» ENTRIES SHOWN:
** BEGIN **

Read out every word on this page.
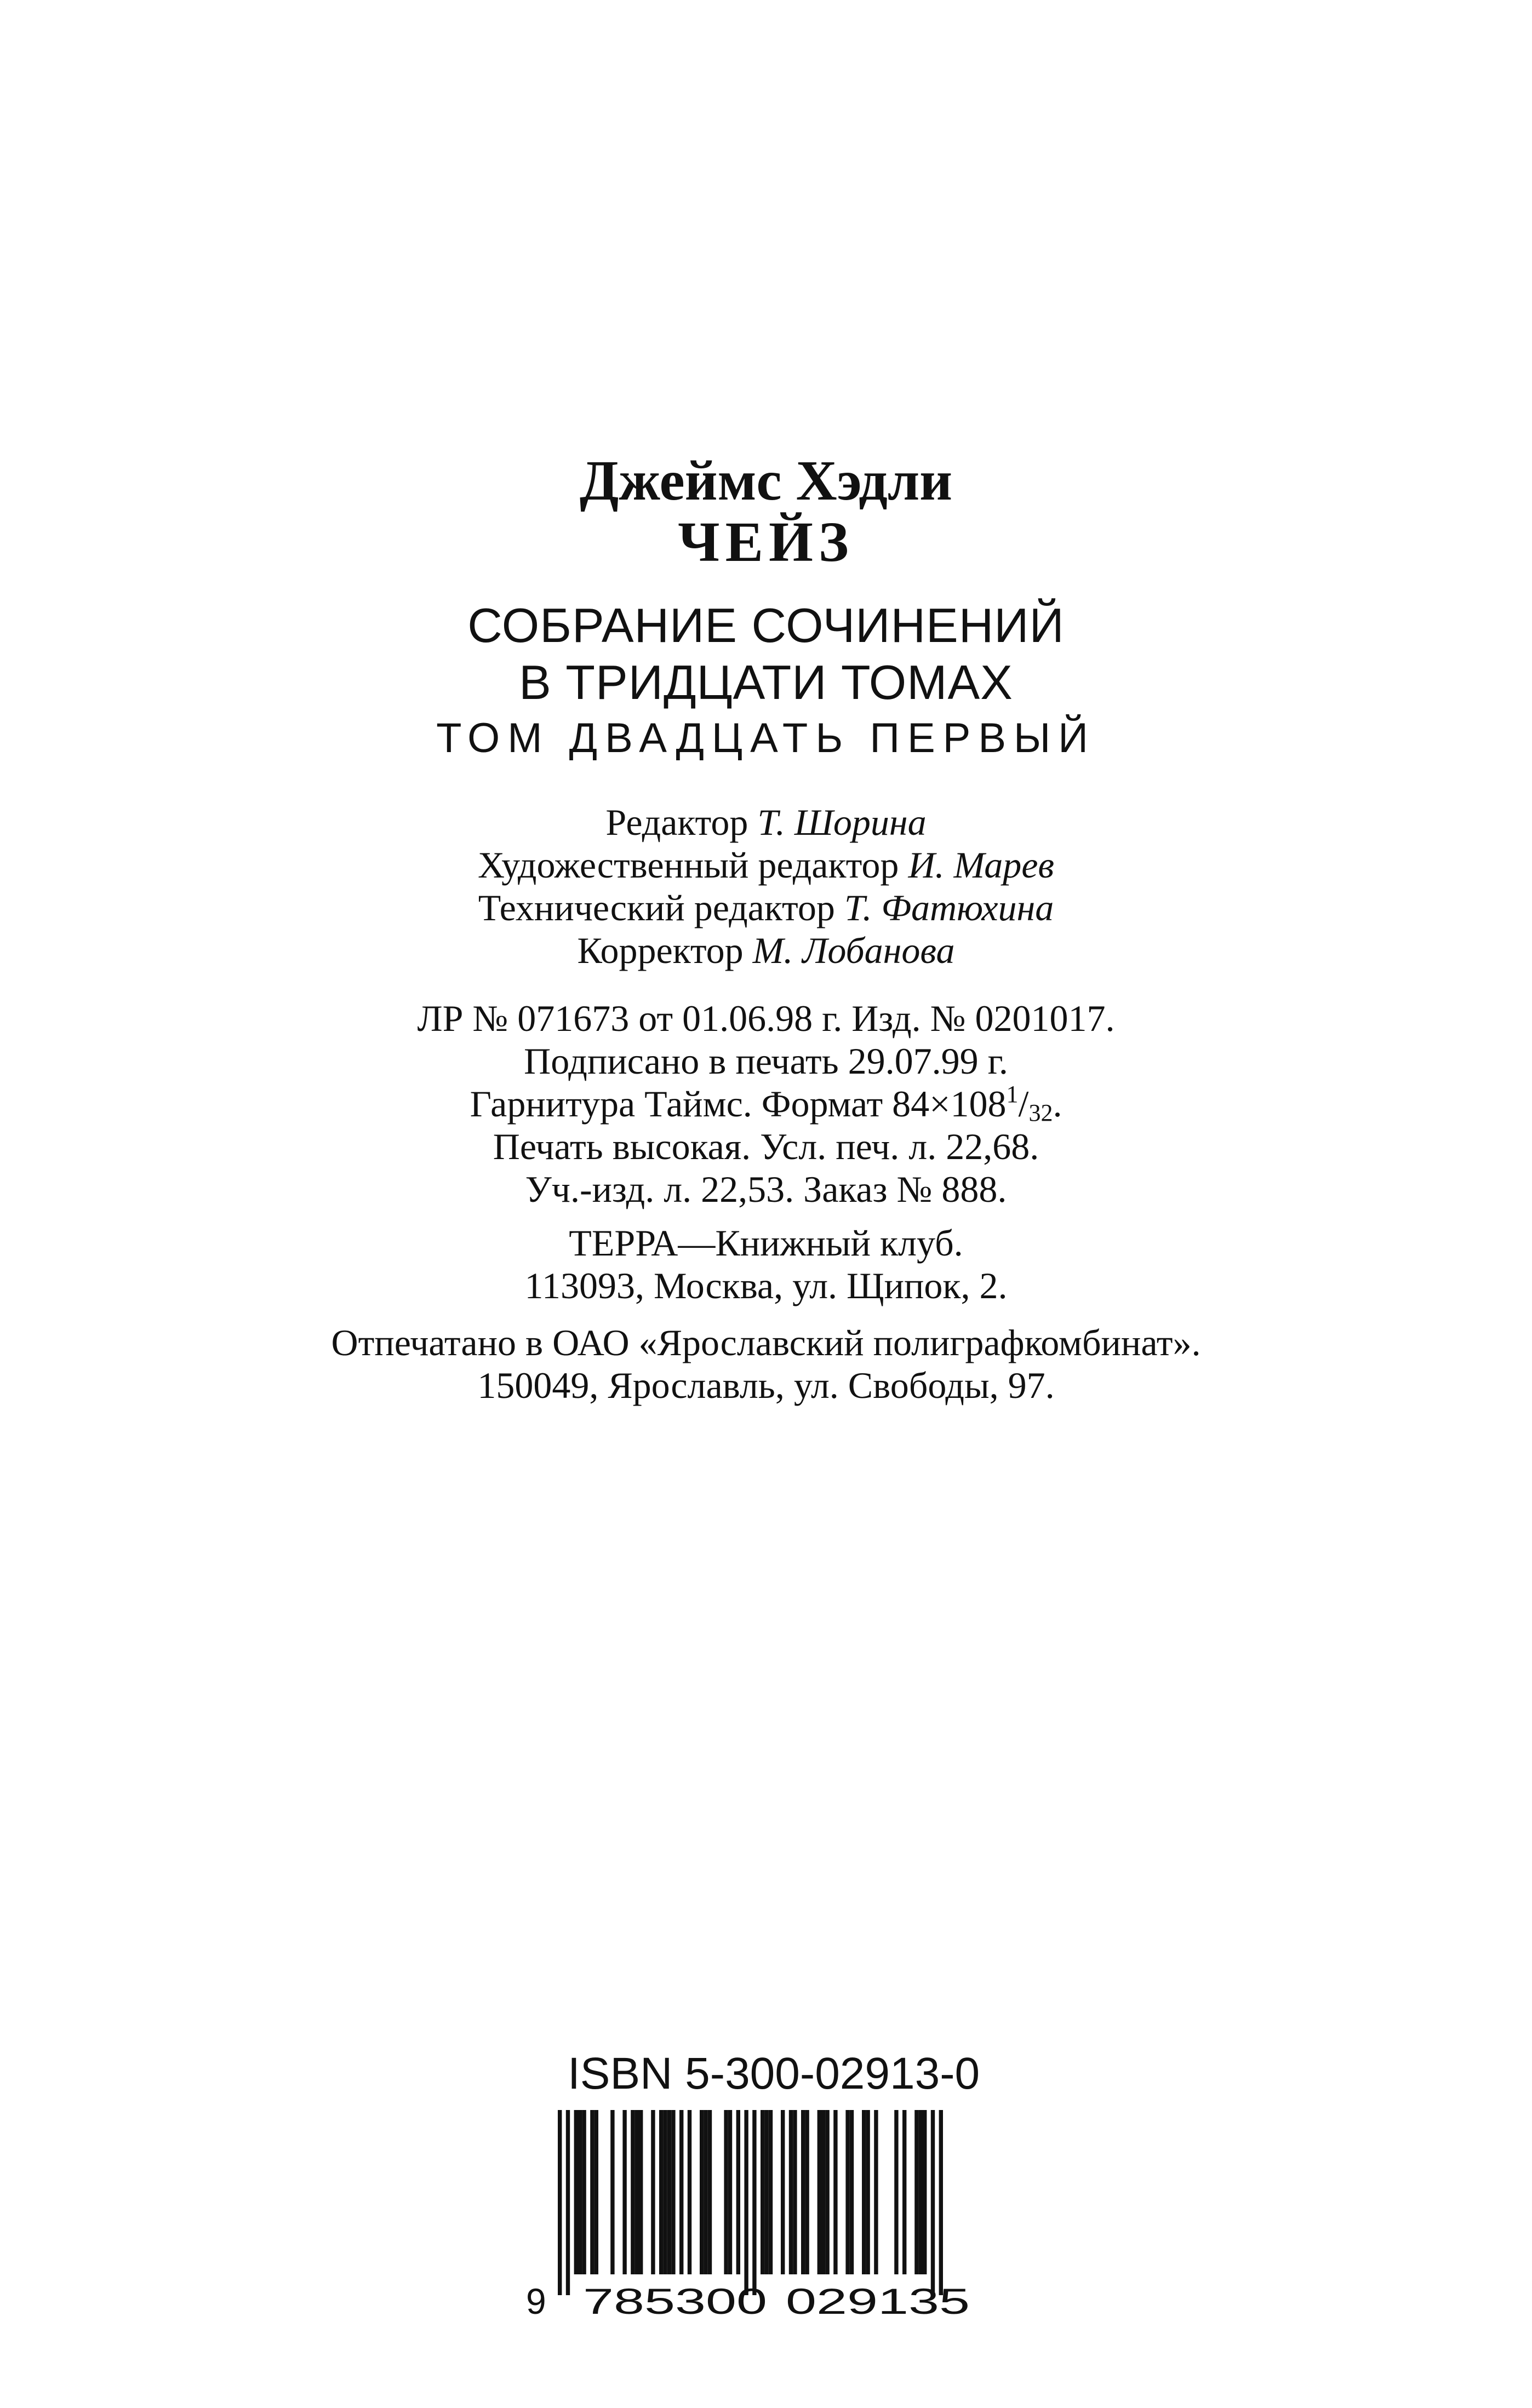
Джеймс Хэдли
ЧЕЙЗ
СОБРАНИЕ СОЧИНЕНИЙ
В ТРИДЦАТИ ТОМАХ
ТОМ ДВАДЦАТЬ ПЕРВЫЙ
Редактор Т. Шорина
Художественный редактор И. Марев
Технический редактор Т. Фатюхина
Корректор М. Лобанова
ЛР № 071673 от 01.06.98 г. Изд. № 0201017.
Подписано в печать 29.07.99 г.
Гарнитура Таймс. Формат $84\times 108^1/_{32}$.
Печать высокая. Усл. печ. л. 22,68.
Уч.-изд. л. 22,53. Заказ № 888.
ТЕРРА—Книжный клуб.
113093, Москва, ул. Щипок, 2.
Отпечатано в ОАО «Ярославский полиграфкомбинат».
150049, Ярославль, ул. Свободы, 97.
ISBN 5-300-02913-0
9 785300 029135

** END **

» EXERCISE:
Every record above should be written out again exactly; the pictures stay out of the copy.

» FINISHED ANSWER:
Read out every word on this page.
Джеймс Хэдли
ЧЕЙЗ
СОБРАНИЕ СОЧИНЕНИЙ
В ТРИДЦАТИ ТОМАХ
ТОМ ДВАДЦАТЬ ПЕРВЫЙ
Редактор Т. Шорина
Художественный редактор И. Марев
Технический редактор Т. Фатюхина
Корректор М. Лобанова
ЛР № 071673 от 01.06.98 г. Изд. № 0201017.
Подписано в печать 29.07.99 г.
Гарнитура Таймс. Формат $84\times 108^1/_{32}$.
Печать высокая. Усл. печ. л. 22,68.
Уч.-изд. л. 22,53. Заказ № 888.
ТЕРРА—Книжный клуб.
113093, Москва, ул. Щипок, 2.
Отпечатано в ОАО «Ярославский полиграфкомбинат».
150049, Ярославль, ул. Свободы, 97.
ISBN 5-300-02913-0
9 785300 029135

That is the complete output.